Set exercise
Find the lines with the string "this" and return them.

Entries taken from a collection
──────────

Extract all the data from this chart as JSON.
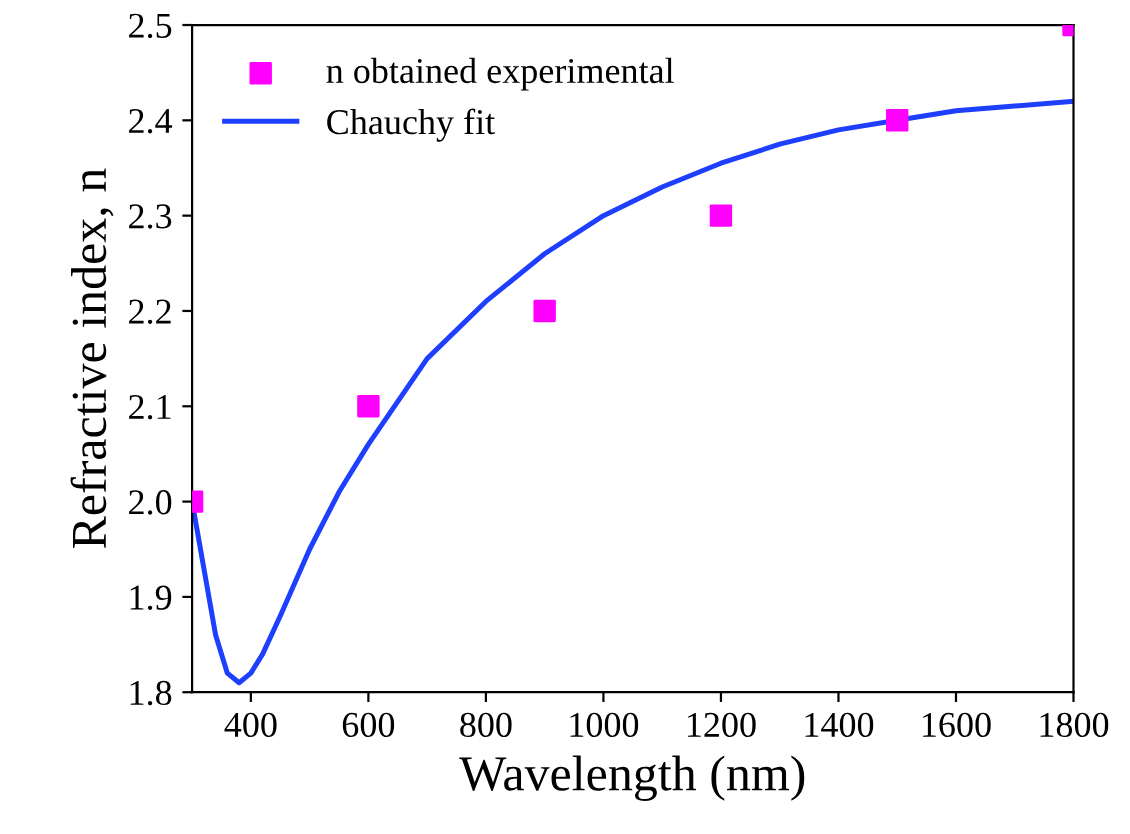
{
  "chart_data": {
    "type": "scatter",
    "xlabel": "Wavelength (nm)",
    "ylabel": "Refractive index, n",
    "xlim": [
      300,
      1800
    ],
    "ylim": [
      1.8,
      2.5
    ],
    "xticks": [
      400,
      600,
      800,
      1000,
      1200,
      1400,
      1600,
      1800
    ],
    "yticks": [
      1.8,
      1.9,
      {
        "value": 2,
        "label": "2.0"
      },
      2.1,
      2.2,
      2.3,
      2.4,
      2.5
    ],
    "grid": false,
    "legend": "top left",
    "series": [
      {
        "name": "n obtained experimental",
        "marker": "square",
        "color": "#ff00ff",
        "x": [
          300,
          600,
          900,
          1200,
          1500,
          1800
        ],
        "values": [
          2.0,
          2.1,
          2.2,
          2.3,
          2.4,
          2.5
        ]
      },
      {
        "name": "Chauchy fit",
        "type": "line",
        "marker": "none",
        "line_style": "solid",
        "color": "#1f3fff",
        "x": [
          300,
          320,
          340,
          360,
          380,
          400,
          420,
          450,
          500,
          550,
          600,
          700,
          800,
          900,
          1000,
          1100,
          1200,
          1300,
          1400,
          1500,
          1600,
          1700,
          1800
        ],
        "values": [
          2.0,
          1.93,
          1.86,
          1.82,
          1.81,
          1.82,
          1.84,
          1.88,
          1.95,
          2.01,
          2.06,
          2.15,
          2.21,
          2.26,
          2.3,
          2.33,
          2.355,
          2.375,
          2.39,
          2.4,
          2.41,
          2.415,
          2.42
        ]
      }
    ]
  }
}
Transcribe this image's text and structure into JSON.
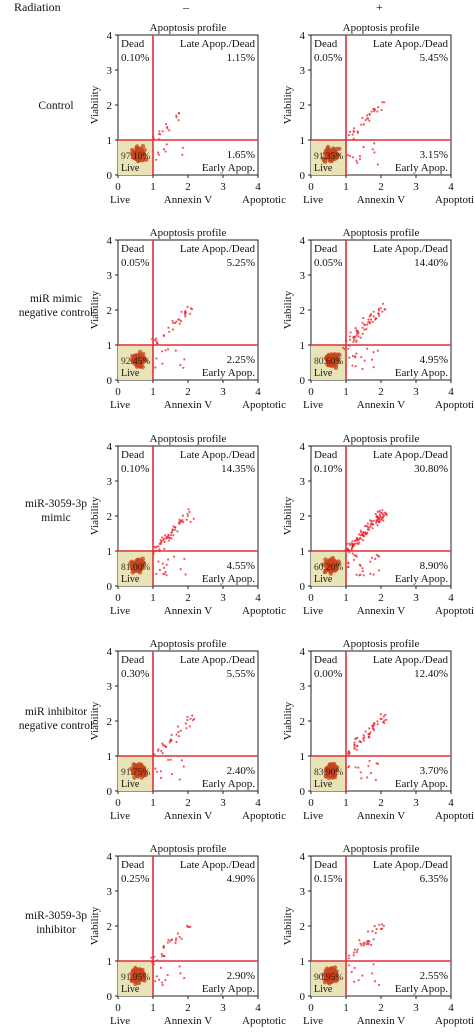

──────────

Right answer
Extract all the data from this chart as JSON.
Transcribe this image's text and structure into JSON.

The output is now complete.